§ Your task
Repeat every entry word for word, skipping the pictures.

§ Records for this exercise
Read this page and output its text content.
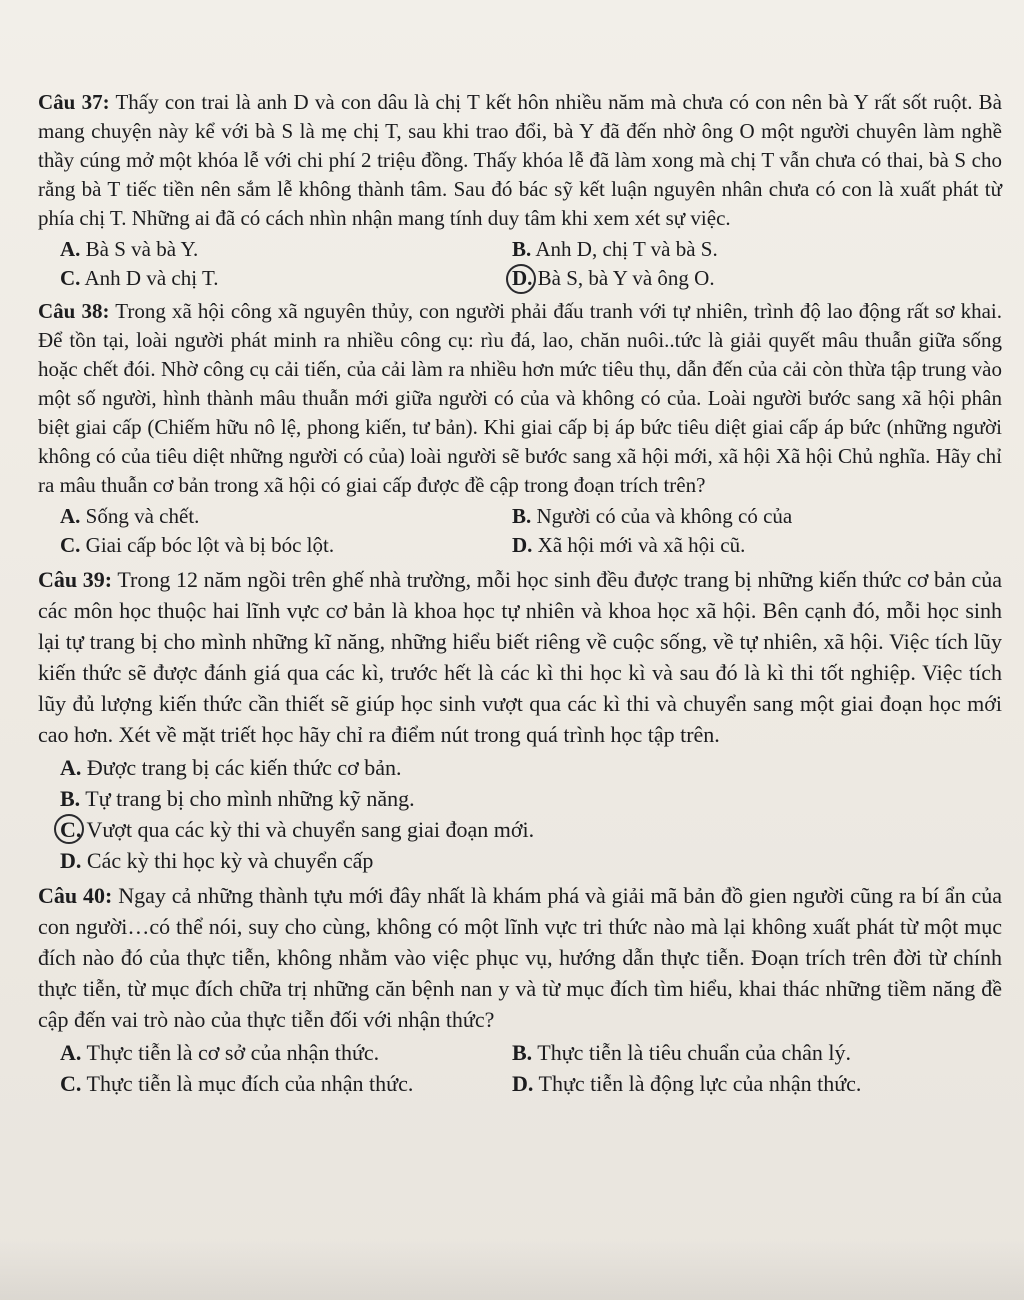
Câu 37: Thấy con trai là anh D và con dâu là chị T kết hôn nhiều năm mà chưa có con nên bà Y rất sốt ruột. Bà mang chuyện này kể với bà S là mẹ chị T, sau khi trao đổi, bà Y đã đến nhờ ông O một người chuyên làm nghề thầy cúng mở một khóa lễ với chi phí 2 triệu đồng. Thấy khóa lễ đã làm xong mà chị T vẫn chưa có thai, bà S cho rằng bà T tiếc tiền nên sắm lễ không thành tâm. Sau đó bác sỹ kết luận nguyên nhân chưa có con là xuất phát từ phía chị T. Những ai đã có cách nhìn nhận mang tính duy tâm khi xem xét sự việc.

A. Bà S và bà Y.	B. Anh D, chị T và bà S.
C. Anh D và chị T.	D. Bà S, bà Y và ông O.

Câu 38: Trong xã hội công xã nguyên thủy, con người phải đấu tranh với tự nhiên, trình độ lao động rất sơ khai. Để tồn tại, loài người phát minh ra nhiều công cụ: rìu đá, lao, chăn nuôi..tức là giải quyết mâu thuẫn giữa sống hoặc chết đói. Nhờ công cụ cải tiến, của cải làm ra nhiều hơn mức tiêu thụ, dẫn đến của cải còn thừa tập trung vào một số người, hình thành mâu thuẫn mới giữa người có của và không có của. Loài người bước sang xã hội phân biệt giai cấp (Chiếm hữu nô lệ, phong kiến, tư bản). Khi giai cấp bị áp bức tiêu diệt giai cấp áp bức (những người không có của tiêu diệt những người có của) loài người sẽ bước sang xã hội mới, xã hội Xã hội Chủ nghĩa. Hãy chỉ ra mâu thuẫn cơ bản trong xã hội có giai cấp được đề cập trong đoạn trích trên?

A. Sống và chết.	B. Người có của và không có của
C. Giai cấp bóc lột và bị bóc lột.	D. Xã hội mới và xã hội cũ.

Câu 39: Trong 12 năm ngồi trên ghế nhà trường, mỗi học sinh đều được trang bị những kiến thức cơ bản của các môn học thuộc hai lĩnh vực cơ bản là khoa học tự nhiên và khoa học xã hội. Bên cạnh đó, mỗi học sinh lại tự trang bị cho mình những kĩ năng, những hiểu biết riêng về cuộc sống, về tự nhiên, xã hội. Việc tích lũy kiến thức sẽ được đánh giá qua các kì, trước hết là các kì thi học kì và sau đó là kì thi tốt nghiệp. Việc tích lũy đủ lượng kiến thức cần thiết sẽ giúp học sinh vượt qua các kì thi và chuyển sang một giai đoạn học mới cao hơn. Xét về mặt triết học hãy chỉ ra điểm nút trong quá trình học tập trên.

A. Được trang bị các kiến thức cơ bản.
B. Tự trang bị cho mình những kỹ năng.
C. Vượt qua các kỳ thi và chuyển sang giai đoạn mới.
D. Các kỳ thi học kỳ và chuyển cấp

Câu 40: Ngay cả những thành tựu mới đây nhất là khám phá và giải mã bản đồ gien người cũng ra bí ẩn của con người…có thể nói, suy cho cùng, không có một lĩnh vực tri thức nào mà lại không xuất phát từ một mục đích nào đó của thực tiễn, không nhằm vào việc phục vụ, hướng dẫn thực tiễn. Đoạn trích trên đời từ chính thực tiễn, từ mục đích chữa trị những căn bệnh nan y và từ mục đích tìm hiểu, khai thác những tiềm năng đề cập đến vai trò nào của thực tiễn đối với nhận thức?

A. Thực tiễn là cơ sở của nhận thức.	B. Thực tiễn là tiêu chuẩn của chân lý.
C. Thực tiễn là mục đích của nhận thức.	D. Thực tiễn là động lực của nhận thức.
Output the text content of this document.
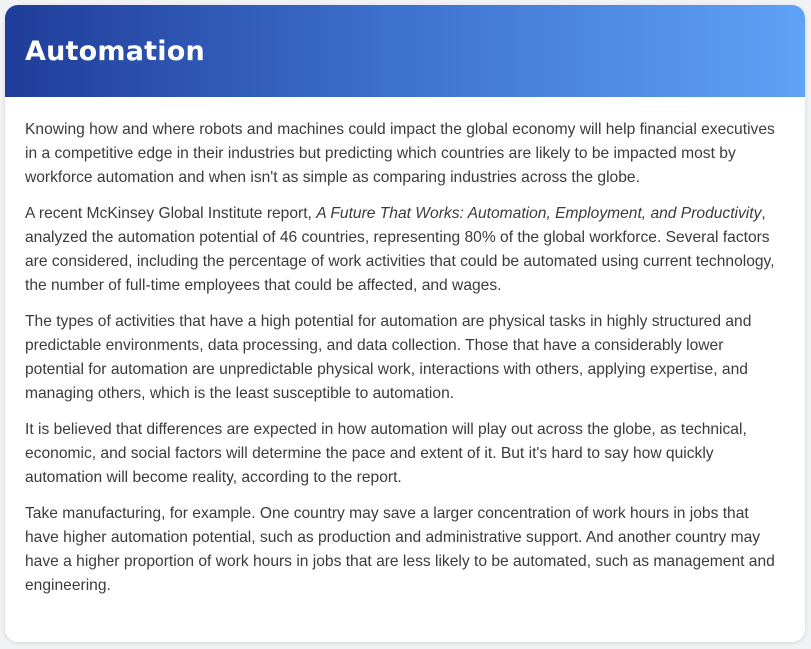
Automation

Knowing how and where robots and machines could impact the global economy will help financial executives in a competitive edge in their industries but predicting which countries are likely to be impacted most by workforce automation and when isn't as simple as comparing industries across the globe.

A recent McKinsey Global Institute report, A Future That Works: Automation, Employment, and Productivity, analyzed the automation potential of 46 countries, representing 80% of the global workforce. Several factors are considered, including the percentage of work activities that could be automated using current technology, the number of full-time employees that could be affected, and wages.

The types of activities that have a high potential for automation are physical tasks in highly structured and predictable environments, data processing, and data collection. Those that have a considerably lower potential for automation are unpredictable physical work, interactions with others, applying expertise, and managing others, which is the least susceptible to automation.

It is believed that differences are expected in how automation will play out across the globe, as technical, economic, and social factors will determine the pace and extent of it. But it's hard to say how quickly automation will become reality, according to the report.

Take manufacturing, for example. One country may save a larger concentration of work hours in jobs that have higher automation potential, such as production and administrative support. And another country may have a higher proportion of work hours in jobs that are less likely to be automated, such as management and engineering.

§ Answer to the problem
Read this page and output its text content.
Câu 37: Thấy con trai là anh D và con dâu là chị T kết hôn nhiều năm mà chưa có con nên bà Y rất sốt ruột. Bà mang chuyện này kể với bà S là mẹ chị T, sau khi trao đổi, bà Y đã đến nhờ ông O một người chuyên làm nghề thầy cúng mở một khóa lễ với chi phí 2 triệu đồng. Thấy khóa lễ đã làm xong mà chị T vẫn chưa có thai, bà S cho rằng bà T tiếc tiền nên sắm lễ không thành tâm. Sau đó bác sỹ kết luận nguyên nhân chưa có con là xuất phát từ phía chị T. Những ai đã có cách nhìn nhận mang tính duy tâm khi xem xét sự việc.

A. Bà S và bà Y.	B. Anh D, chị T và bà S.
C. Anh D và chị T.	D. Bà S, bà Y và ông O.

Câu 38: Trong xã hội công xã nguyên thủy, con người phải đấu tranh với tự nhiên, trình độ lao động rất sơ khai. Để tồn tại, loài người phát minh ra nhiều công cụ: rìu đá, lao, chăn nuôi..tức là giải quyết mâu thuẫn giữa sống hoặc chết đói. Nhờ công cụ cải tiến, của cải làm ra nhiều hơn mức tiêu thụ, dẫn đến của cải còn thừa tập trung vào một số người, hình thành mâu thuẫn mới giữa người có của và không có của. Loài người bước sang xã hội phân biệt giai cấp (Chiếm hữu nô lệ, phong kiến, tư bản). Khi giai cấp bị áp bức tiêu diệt giai cấp áp bức (những người không có của tiêu diệt những người có của) loài người sẽ bước sang xã hội mới, xã hội Xã hội Chủ nghĩa. Hãy chỉ ra mâu thuẫn cơ bản trong xã hội có giai cấp được đề cập trong đoạn trích trên?

A. Sống và chết.	B. Người có của và không có của
C. Giai cấp bóc lột và bị bóc lột.	D. Xã hội mới và xã hội cũ.

Câu 39: Trong 12 năm ngồi trên ghế nhà trường, mỗi học sinh đều được trang bị những kiến thức cơ bản của các môn học thuộc hai lĩnh vực cơ bản là khoa học tự nhiên và khoa học xã hội. Bên cạnh đó, mỗi học sinh lại tự trang bị cho mình những kĩ năng, những hiểu biết riêng về cuộc sống, về tự nhiên, xã hội. Việc tích lũy kiến thức sẽ được đánh giá qua các kì, trước hết là các kì thi học kì và sau đó là kì thi tốt nghiệp. Việc tích lũy đủ lượng kiến thức cần thiết sẽ giúp học sinh vượt qua các kì thi và chuyển sang một giai đoạn học mới cao hơn. Xét về mặt triết học hãy chỉ ra điểm nút trong quá trình học tập trên.

A. Được trang bị các kiến thức cơ bản.
B. Tự trang bị cho mình những kỹ năng.
C. Vượt qua các kỳ thi và chuyển sang giai đoạn mới.
D. Các kỳ thi học kỳ và chuyển cấp

Câu 40: Ngay cả những thành tựu mới đây nhất là khám phá và giải mã bản đồ gien người cũng ra bí ẩn của con người…có thể nói, suy cho cùng, không có một lĩnh vực tri thức nào mà lại không xuất phát từ một mục đích nào đó của thực tiễn, không nhằm vào việc phục vụ, hướng dẫn thực tiễn. Đoạn trích trên đời từ chính thực tiễn, từ mục đích chữa trị những căn bệnh nan y và từ mục đích tìm hiểu, khai thác những tiềm năng đề cập đến vai trò nào của thực tiễn đối với nhận thức?

A. Thực tiễn là cơ sở của nhận thức.	B. Thực tiễn là tiêu chuẩn của chân lý.
C. Thực tiễn là mục đích của nhận thức.	D. Thực tiễn là động lực của nhận thức.
Output the text content of this document.
Automation

Knowing how and where robots and machines could impact the global economy will help financial executives in a competitive edge in their industries but predicting which countries are likely to be impacted most by workforce automation and when isn't as simple as comparing industries across the globe.

A recent McKinsey Global Institute report, A Future That Works: Automation, Employment, and Productivity, analyzed the automation potential of 46 countries, representing 80% of the global workforce. Several factors are considered, including the percentage of work activities that could be automated using current technology, the number of full-time employees that could be affected, and wages.

The types of activities that have a high potential for automation are physical tasks in highly structured and predictable environments, data processing, and data collection. Those that have a considerably lower potential for automation are unpredictable physical work, interactions with others, applying expertise, and managing others, which is the least susceptible to automation.

It is believed that differences are expected in how automation will play out across the globe, as technical, economic, and social factors will determine the pace and extent of it. But it's hard to say how quickly automation will become reality, according to the report.

Take manufacturing, for example. One country may save a larger concentration of work hours in jobs that have higher automation potential, such as production and administrative support. And another country may have a higher proportion of work hours in jobs that are less likely to be automated, such as management and engineering.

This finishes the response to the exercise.